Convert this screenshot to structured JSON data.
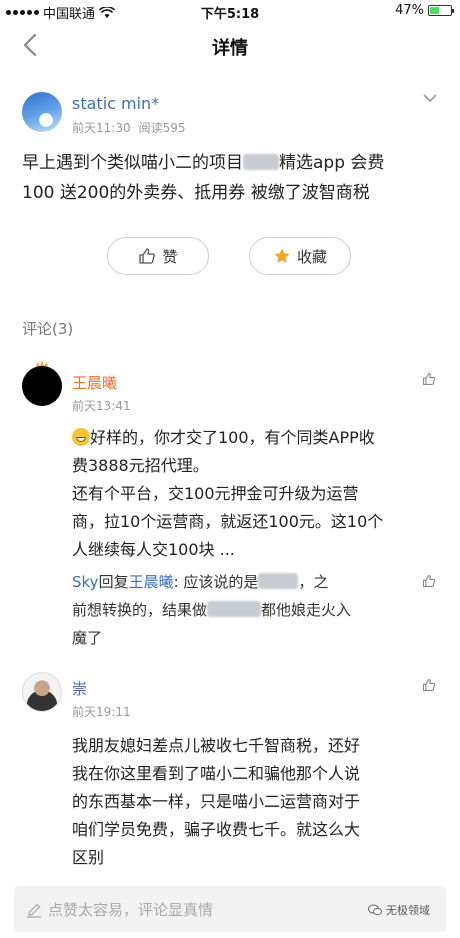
{
  "status_bar": {
    "carrier": "中国联通",
    "time": "下午5:18",
    "battery_text": "47%",
    "battery_level": 0.47
  },
  "nav": {
    "title": "详情"
  },
  "post": {
    "author": "static min*",
    "time": "前天11:30",
    "views": "阅读595",
    "body_line1_a": "早上遇到个类似喵小二的项目",
    "body_line1_b": "精选app 会费",
    "body_line2": "100 送200的外卖券、抵用券  被缴了波智商税"
  },
  "actions": {
    "like_label": "赞",
    "favorite_label": "收藏"
  },
  "comments_header": "评论(3)",
  "comments": [
    {
      "name": "王晨曦",
      "time": "前天13:41",
      "line1": "好样的，你才交了100，有个同类APP收",
      "line2": "费3888元招代理。",
      "line3": "还有个平台，交100元押金可升级为运营",
      "line4": "商，拉10个运营商，就返还100元。这10个",
      "line5": "人继续每人交100块 ...",
      "reply_from": "Sky",
      "reply_word": "回复",
      "reply_to": "王晨曦",
      "reply_a": ": 应该说的是",
      "reply_b": "，之",
      "reply_c": "前想转换的，结果做",
      "reply_d": "都他娘走火入",
      "reply_e": "魔了"
    },
    {
      "name": "崇",
      "time": "前天19:11",
      "line1": "我朋友媳妇差点儿被收七千智商税，还好",
      "line2": "我在你这里看到了喵小二和骗他那个人说",
      "line3": "的东西基本一样，只是喵小二运营商对于",
      "line4": "咱们学员免费，骗子收费七千。就这么大",
      "line5": "区别"
    }
  ],
  "bottom": {
    "placeholder": "点赞太容易，评论显真情",
    "watermark": "无极领域"
  }
}
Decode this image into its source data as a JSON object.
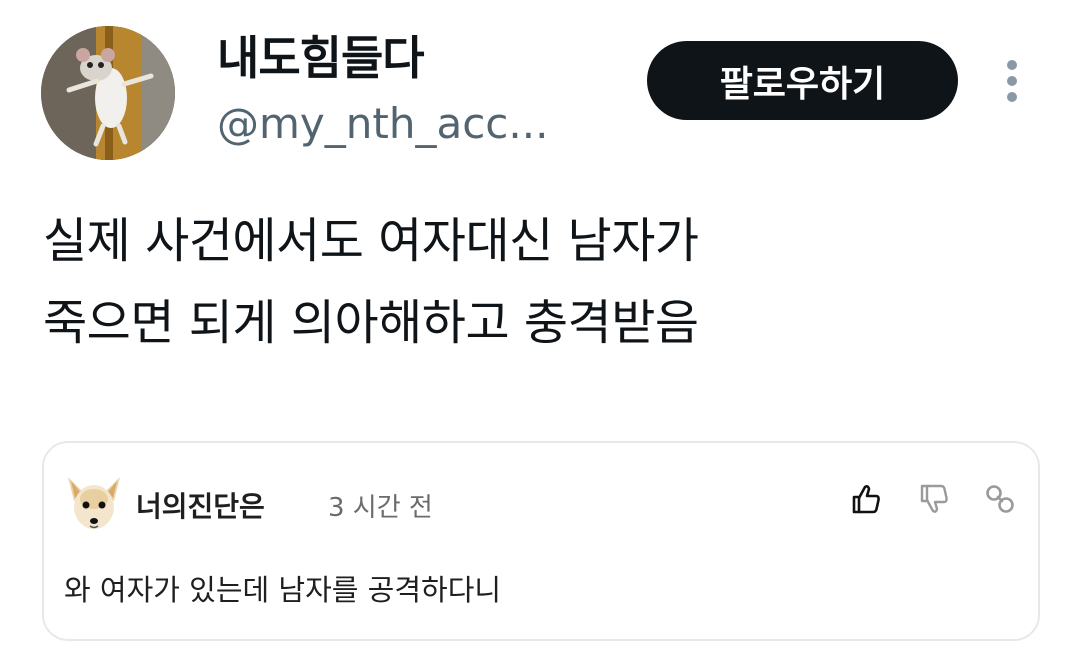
{
  "profile": {
    "display_name": "내도힘들다",
    "handle": "@my_nth_acc...",
    "avatar_icon": "mouse-avatar"
  },
  "actions": {
    "follow_label": "팔로우하기",
    "more_icon": "more-vertical-icon"
  },
  "tweet": {
    "lines": [
      "실제 사건에서도 여자대신 남자가",
      "죽으면 되게 의아해하고 충격받음"
    ]
  },
  "quoted_comment": {
    "author": "너의진단은",
    "time": "3 시간 전",
    "text": "와 여자가 있는데 남자를 공격하다니",
    "avatar_icon": "dog-avatar",
    "icons": [
      "thumbs-up-icon",
      "thumbs-down-icon",
      "share-link-icon"
    ]
  },
  "colors": {
    "follow_button_bg": "#0f1419",
    "handle_text": "#536471",
    "card_border": "#e6e9ec"
  }
}
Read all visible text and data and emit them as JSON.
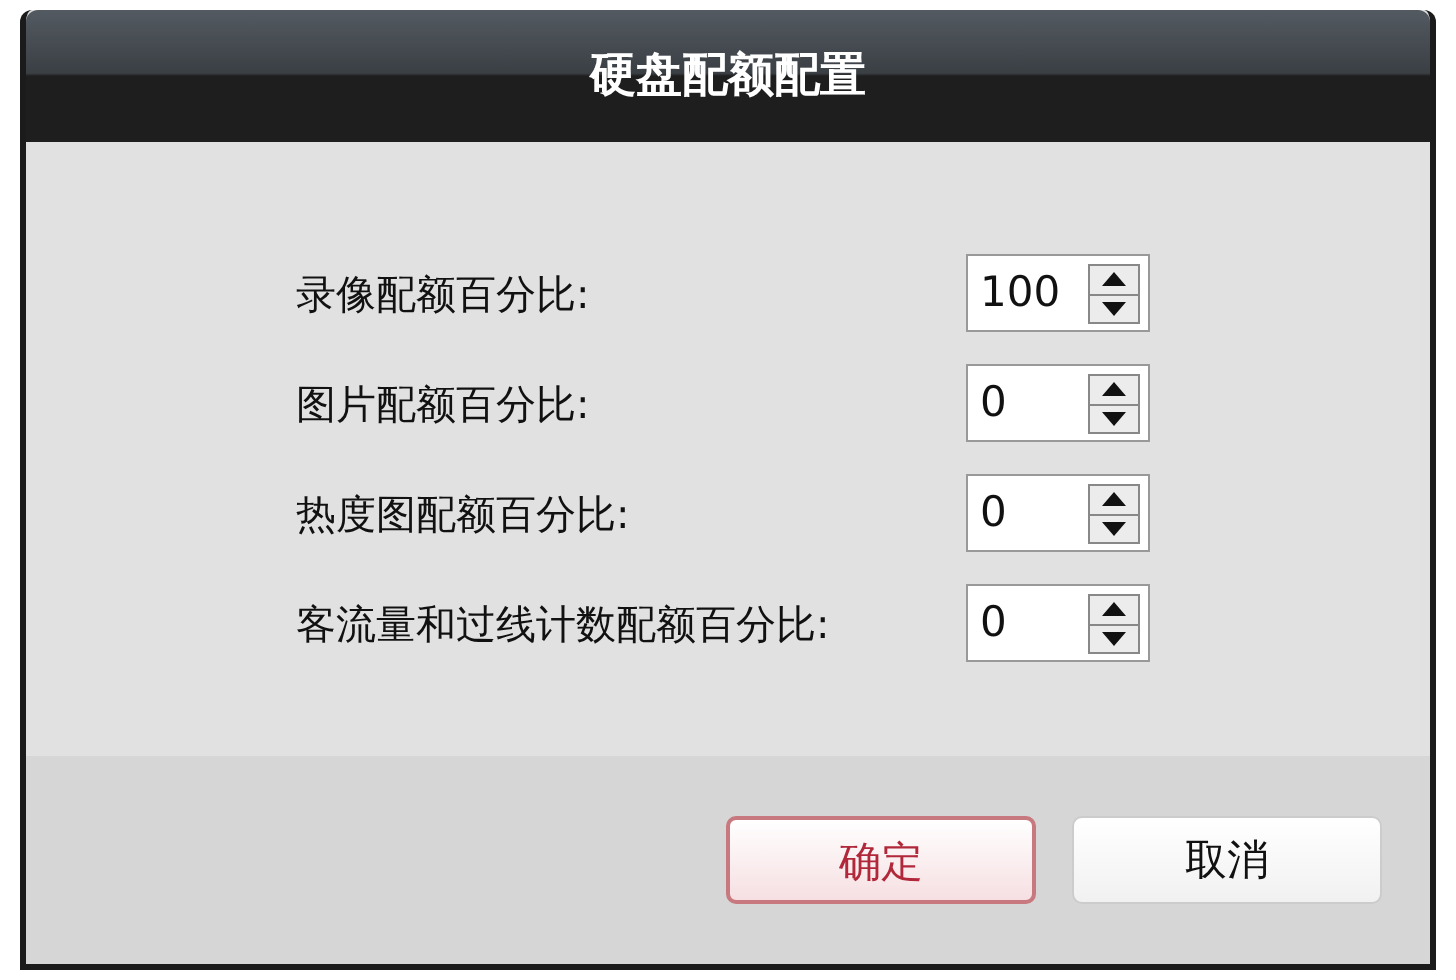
{
  "window": {
    "title": "硬盘配额配置"
  },
  "fields": [
    {
      "label": "录像配额百分比:",
      "value": "100"
    },
    {
      "label": "图片配额百分比:",
      "value": "0"
    },
    {
      "label": "热度图配额百分比:",
      "value": "0"
    },
    {
      "label": "客流量和过线计数配额百分比:",
      "value": "0"
    }
  ],
  "buttons": [
    {
      "label": "确定",
      "kind": "primary"
    },
    {
      "label": "取消",
      "kind": "secondary"
    }
  ]
}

Aim of the exercise
Leaving aside the images, write out the entries above word for word.

Final answer
Convert this screenshot to structured JSON data.
{
  "status_bar": {
    "carrier": "中国联通",
    "time": "下午5:18",
    "battery_text": "47%",
    "battery_level": 0.47
  },
  "nav": {
    "title": "详情"
  },
  "post": {
    "author": "static min*",
    "time": "前天11:30",
    "views": "阅读595",
    "body_line1_a": "早上遇到个类似喵小二的项目",
    "body_line1_b": "精选app 会费",
    "body_line2": "100 送200的外卖券、抵用券  被缴了波智商税"
  },
  "actions": {
    "like_label": "赞",
    "favorite_label": "收藏"
  },
  "comments_header": "评论(3)",
  "comments": [
    {
      "name": "王晨曦",
      "time": "前天13:41",
      "line1": "好样的，你才交了100，有个同类APP收",
      "line2": "费3888元招代理。",
      "line3": "还有个平台，交100元押金可升级为运营",
      "line4": "商，拉10个运营商，就返还100元。这10个",
      "line5": "人继续每人交100块 ...",
      "reply_from": "Sky",
      "reply_word": "回复",
      "reply_to": "王晨曦",
      "reply_a": ": 应该说的是",
      "reply_b": "，之",
      "reply_c": "前想转换的，结果做",
      "reply_d": "都他娘走火入",
      "reply_e": "魔了"
    },
    {
      "name": "崇",
      "time": "前天19:11",
      "line1": "我朋友媳妇差点儿被收七千智商税，还好",
      "line2": "我在你这里看到了喵小二和骗他那个人说",
      "line3": "的东西基本一样，只是喵小二运营商对于",
      "line4": "咱们学员免费，骗子收费七千。就这么大",
      "line5": "区别"
    }
  ],
  "bottom": {
    "placeholder": "点赞太容易，评论显真情",
    "watermark": "无极领域"
  }
}
Decode this image into its source data as a JSON object.
{
  "profile": {
    "display_name": "내도힘들다",
    "handle": "@my_nth_acc...",
    "avatar_icon": "mouse-avatar"
  },
  "actions": {
    "follow_label": "팔로우하기",
    "more_icon": "more-vertical-icon"
  },
  "tweet": {
    "lines": [
      "실제 사건에서도 여자대신 남자가",
      "죽으면 되게 의아해하고 충격받음"
    ]
  },
  "quoted_comment": {
    "author": "너의진단은",
    "time": "3 시간 전",
    "text": "와 여자가 있는데 남자를 공격하다니",
    "avatar_icon": "dog-avatar",
    "icons": [
      "thumbs-up-icon",
      "thumbs-down-icon",
      "share-link-icon"
    ]
  },
  "colors": {
    "follow_button_bg": "#0f1419",
    "handle_text": "#536471",
    "card_border": "#e6e9ec"
  }
}
Read all visible text and data and emit them as JSON.
{
  "window": {
    "title": "硬盘配额配置"
  },
  "fields": [
    {
      "label": "录像配额百分比:",
      "value": "100"
    },
    {
      "label": "图片配额百分比:",
      "value": "0"
    },
    {
      "label": "热度图配额百分比:",
      "value": "0"
    },
    {
      "label": "客流量和过线计数配额百分比:",
      "value": "0"
    }
  ],
  "buttons": [
    {
      "label": "确定",
      "kind": "primary"
    },
    {
      "label": "取消",
      "kind": "secondary"
    }
  ]
}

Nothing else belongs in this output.